[START OF Page extract]

Frameworks like Accelerate, Horovod, and DeepSpeed coordinate distributed training by assigning each process a global rank. For map-style datasets (with known length and indexing), PyTorch's DistributedSampler automatically splits indices by rank — each process sees a unique shard.

For iterable datasets (unknown length, streaming), no automatic sharding is provided. These frameworks still load all data into each worker and apply filtering at the worker level — the entire dataset is read before any subset is selected. This is wasteful for large datasets on cloud storage.

This library takes a different approach — pre-computed splits with predicate pushdown:

Standard iterable dataset approach:
  Each worker reads ALL files → filters to its shard → discards the rest
  Cost: full dataset read on every worker

This library's approach:
  Splits computed in main process → each worker assigned only its files
  Each worker reads ONLY its assigned files — no filtering, no wasted I/O
  Cost: each file read exactly once, by exactly one worker

The split assignment happens at create_dataloader() time — before any worker starts. Each worker is only ever aware of its own Split object and has no visibility into other workers' data. This makes the pipeline efficient for cloud storage where list and read operations have real latency and cost.

Epoch Reshuffling with set_epoch()

For shuffle support across epochs with multi-worker DataLoaders, call set_epoch(n) on the dataset in the main process before each epoch — the same pattern as PyTorch's DistributedSampler:

loader, dataset = StructuredDataset.create_dataloader(
    path="s3://bucket/data/",
    format="parquet",
    shuffle=True,
    shuffle_seed=42,
    num_workers=4,
)

[END OF Page extract]

__Instruction a__. Return word for word the part of the data-loading excerpt from "This library takes" down to "latency and cost.".

[START OF Data to process]

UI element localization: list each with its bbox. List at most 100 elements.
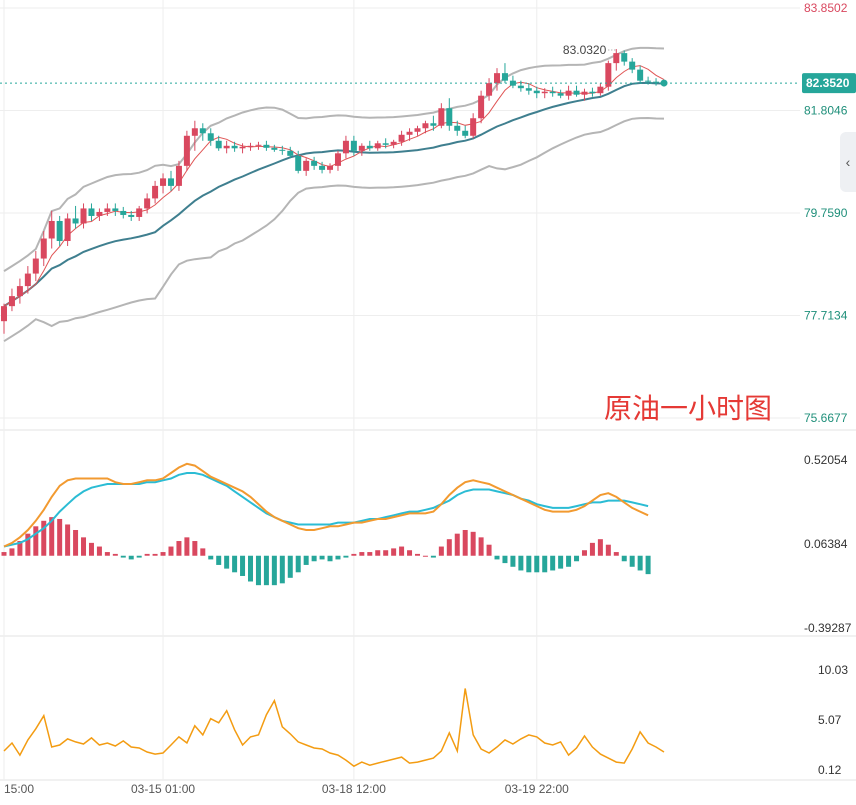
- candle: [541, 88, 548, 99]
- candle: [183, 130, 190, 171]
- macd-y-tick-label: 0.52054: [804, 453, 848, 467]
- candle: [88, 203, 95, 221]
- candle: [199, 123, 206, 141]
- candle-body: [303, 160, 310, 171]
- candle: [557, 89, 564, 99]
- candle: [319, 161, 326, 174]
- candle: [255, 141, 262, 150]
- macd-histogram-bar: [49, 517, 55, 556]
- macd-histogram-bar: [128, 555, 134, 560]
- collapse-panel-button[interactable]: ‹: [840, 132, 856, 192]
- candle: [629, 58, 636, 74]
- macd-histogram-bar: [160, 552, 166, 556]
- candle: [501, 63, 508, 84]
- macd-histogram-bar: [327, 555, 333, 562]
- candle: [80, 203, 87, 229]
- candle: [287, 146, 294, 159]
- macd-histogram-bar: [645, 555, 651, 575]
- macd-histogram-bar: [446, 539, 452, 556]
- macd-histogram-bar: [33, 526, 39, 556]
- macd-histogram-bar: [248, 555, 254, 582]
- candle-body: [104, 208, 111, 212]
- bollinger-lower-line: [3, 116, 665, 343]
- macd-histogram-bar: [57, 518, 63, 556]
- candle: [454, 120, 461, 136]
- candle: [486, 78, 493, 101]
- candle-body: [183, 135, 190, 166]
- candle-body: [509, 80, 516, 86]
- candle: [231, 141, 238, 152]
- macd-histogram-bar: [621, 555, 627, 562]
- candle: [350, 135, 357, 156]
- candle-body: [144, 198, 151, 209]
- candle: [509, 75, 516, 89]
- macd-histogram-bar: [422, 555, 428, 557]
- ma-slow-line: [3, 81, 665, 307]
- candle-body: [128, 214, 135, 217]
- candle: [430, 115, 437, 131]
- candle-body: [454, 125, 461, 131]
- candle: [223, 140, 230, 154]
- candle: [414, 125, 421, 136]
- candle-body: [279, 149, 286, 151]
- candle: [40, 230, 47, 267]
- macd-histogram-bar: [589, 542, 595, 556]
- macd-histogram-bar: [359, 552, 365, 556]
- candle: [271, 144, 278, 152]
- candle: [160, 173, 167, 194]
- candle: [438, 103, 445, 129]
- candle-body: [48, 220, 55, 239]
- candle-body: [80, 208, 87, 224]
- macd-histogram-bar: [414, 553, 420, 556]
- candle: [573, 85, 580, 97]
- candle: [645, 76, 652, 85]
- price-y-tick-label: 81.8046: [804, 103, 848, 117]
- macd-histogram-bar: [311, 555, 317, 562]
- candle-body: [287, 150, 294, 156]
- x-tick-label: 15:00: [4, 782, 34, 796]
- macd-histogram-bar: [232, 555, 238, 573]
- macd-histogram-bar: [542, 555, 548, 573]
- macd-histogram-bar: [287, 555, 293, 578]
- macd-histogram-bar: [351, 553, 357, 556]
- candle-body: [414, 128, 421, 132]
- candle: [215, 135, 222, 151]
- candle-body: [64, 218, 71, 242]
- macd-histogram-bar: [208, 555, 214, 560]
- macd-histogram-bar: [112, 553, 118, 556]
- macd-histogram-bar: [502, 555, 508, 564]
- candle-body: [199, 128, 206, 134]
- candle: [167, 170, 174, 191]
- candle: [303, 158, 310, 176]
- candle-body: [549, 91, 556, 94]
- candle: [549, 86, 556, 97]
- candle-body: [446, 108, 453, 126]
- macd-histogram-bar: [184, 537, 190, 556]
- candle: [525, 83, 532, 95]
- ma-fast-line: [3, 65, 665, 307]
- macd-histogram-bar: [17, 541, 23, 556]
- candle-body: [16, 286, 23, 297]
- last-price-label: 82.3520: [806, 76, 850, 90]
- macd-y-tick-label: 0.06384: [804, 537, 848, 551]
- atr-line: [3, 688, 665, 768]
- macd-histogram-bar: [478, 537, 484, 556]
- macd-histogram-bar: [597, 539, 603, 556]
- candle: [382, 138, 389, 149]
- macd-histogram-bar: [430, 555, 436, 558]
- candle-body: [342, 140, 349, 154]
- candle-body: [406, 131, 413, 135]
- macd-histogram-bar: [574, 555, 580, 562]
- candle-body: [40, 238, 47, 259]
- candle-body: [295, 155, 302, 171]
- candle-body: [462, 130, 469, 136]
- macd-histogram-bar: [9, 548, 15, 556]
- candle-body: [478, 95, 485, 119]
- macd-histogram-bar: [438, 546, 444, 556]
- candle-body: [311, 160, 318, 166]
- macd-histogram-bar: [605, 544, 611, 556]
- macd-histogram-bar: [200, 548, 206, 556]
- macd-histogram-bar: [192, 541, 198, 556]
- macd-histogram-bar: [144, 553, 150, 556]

[END OF Data to process]

__Instruction b__. Retype, without any change, the lines of the records from the one containing "- candle: [541, 88, 548, 99]" down to the one containing "- macd-histogram-bar: [49, 517, 55, 556]", including both of those lines.

__Task solution a__.
This library takes a different approach — pre-computed splits with predicate pushdown:

Standard iterable dataset approach:
  Each worker reads ALL files → filters to its shard → discards the rest
  Cost: full dataset read on every worker

This library's approach:
  Splits computed in main process → each worker assigned only its files
  Each worker reads ONLY its assigned files — no filtering, no wasted I/O
  Cost: each file read exactly once, by exactly one worker

The split assignment happens at create_dataloader() time — before any worker starts. Each worker is only ever aware of its own Split object and has no visibility into other workers' data. This makes the pipeline efficient for cloud storage where list and read operations have real latency and cost.

__Task solution b__.
- candle: [541, 88, 548, 99]
- candle: [183, 130, 190, 171]
- macd-y-tick-label: 0.52054: [804, 453, 848, 467]
- candle: [88, 203, 95, 221]
- candle: [199, 123, 206, 141]
- candle-body: [303, 160, 310, 171]
- candle: [557, 89, 564, 99]
- candle: [319, 161, 326, 174]
- candle: [255, 141, 262, 150]
- macd-histogram-bar: [49, 517, 55, 556]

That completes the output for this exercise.